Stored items
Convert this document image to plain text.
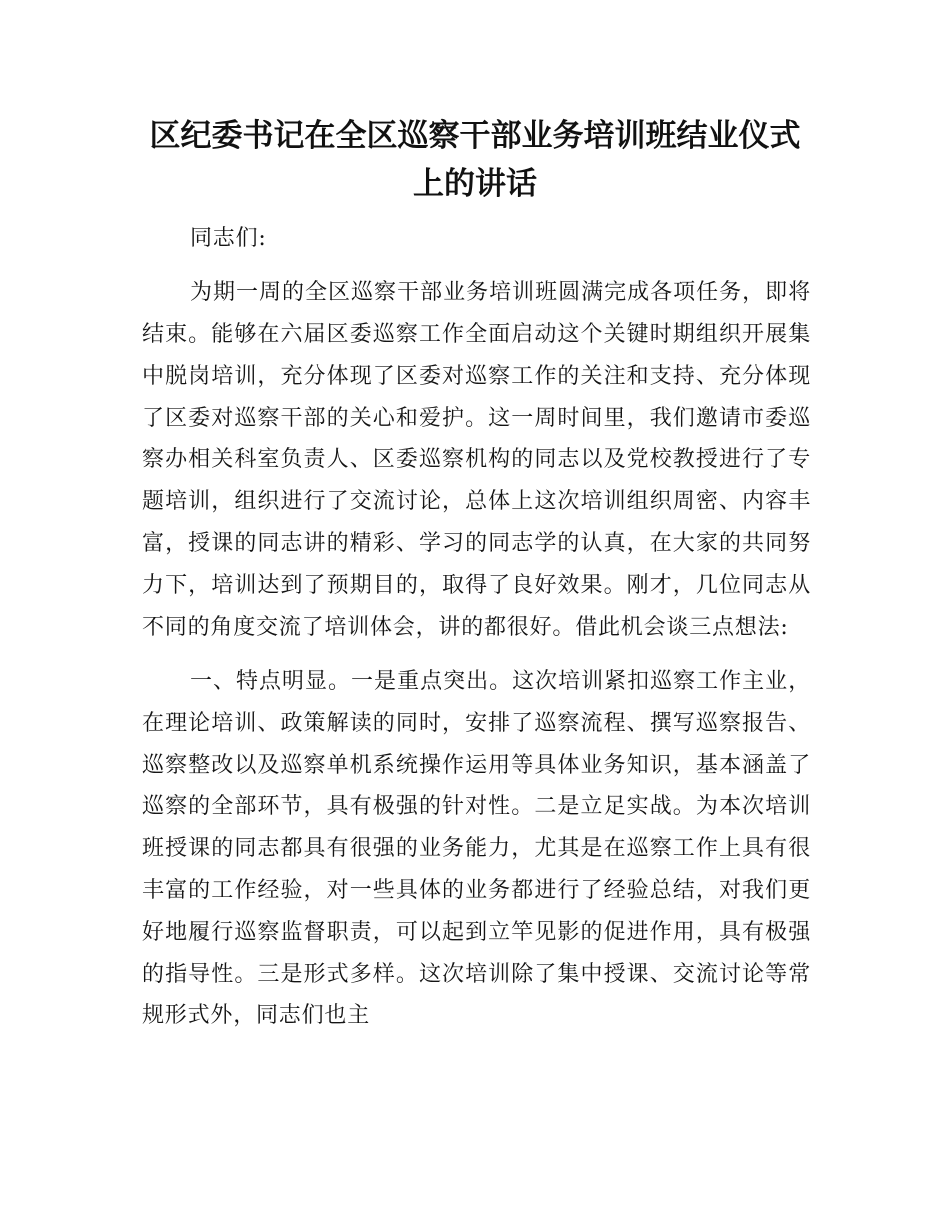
区纪委书记在全区巡察干部业务培训班结业仪式上的讲话

同志们:

为期一周的全区巡察干部业务培训班圆满完成各项任务，即将结束。能够在六届区委巡察工作全面启动这个关键时期组织开展集中脱岗培训，充分体现了区委对巡察工作的关注和支持、充分体现了区委对巡察干部的关心和爱护。这一周时间里，我们邀请市委巡察办相关科室负责人、区委巡察机构的同志以及党校教授进行了专题培训，组织进行了交流讨论，总体上这次培训组织周密、内容丰富，授课的同志讲的精彩、学习的同志学的认真，在大家的共同努力下，培训达到了预期目的，取得了良好效果。刚才，几位同志从不同的角度交流了培训体会，讲的都很好。借此机会谈三点想法:

一、特点明显。一是重点突出。这次培训紧扣巡察工作主业，在理论培训、政策解读的同时，安排了巡察流程、撰写巡察报告、巡察整改以及巡察单机系统操作运用等具体业务知识，基本涵盖了巡察的全部环节，具有极强的针对性。二是立足实战。为本次培训班授课的同志都具有很强的业务能力，尤其是在巡察工作上具有很丰富的工作经验，对一些具体的业务都进行了经验总结，对我们更好地履行巡察监督职责，可以起到立竿见影的促进作用，具有极强的指导性。三是形式多样。这次培训除了集中授课、交流讨论等常规形式外，同志们也主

Work to complete | Reproduce the records above exactly, leaving out every picture they contain.

Written reply |
Convert this document image to plain text.
区纪委书记在全区巡察干部业务培训班结业仪式上的讲话

同志们:

为期一周的全区巡察干部业务培训班圆满完成各项任务，即将结束。能够在六届区委巡察工作全面启动这个关键时期组织开展集中脱岗培训，充分体现了区委对巡察工作的关注和支持、充分体现了区委对巡察干部的关心和爱护。这一周时间里，我们邀请市委巡察办相关科室负责人、区委巡察机构的同志以及党校教授进行了专题培训，组织进行了交流讨论，总体上这次培训组织周密、内容丰富，授课的同志讲的精彩、学习的同志学的认真，在大家的共同努力下，培训达到了预期目的，取得了良好效果。刚才，几位同志从不同的角度交流了培训体会，讲的都很好。借此机会谈三点想法:

一、特点明显。一是重点突出。这次培训紧扣巡察工作主业，在理论培训、政策解读的同时，安排了巡察流程、撰写巡察报告、巡察整改以及巡察单机系统操作运用等具体业务知识，基本涵盖了巡察的全部环节，具有极强的针对性。二是立足实战。为本次培训班授课的同志都具有很强的业务能力，尤其是在巡察工作上具有很丰富的工作经验，对一些具体的业务都进行了经验总结，对我们更好地履行巡察监督职责，可以起到立竿见影的促进作用，具有极强的指导性。三是形式多样。这次培训除了集中授课、交流讨论等常规形式外，同志们也主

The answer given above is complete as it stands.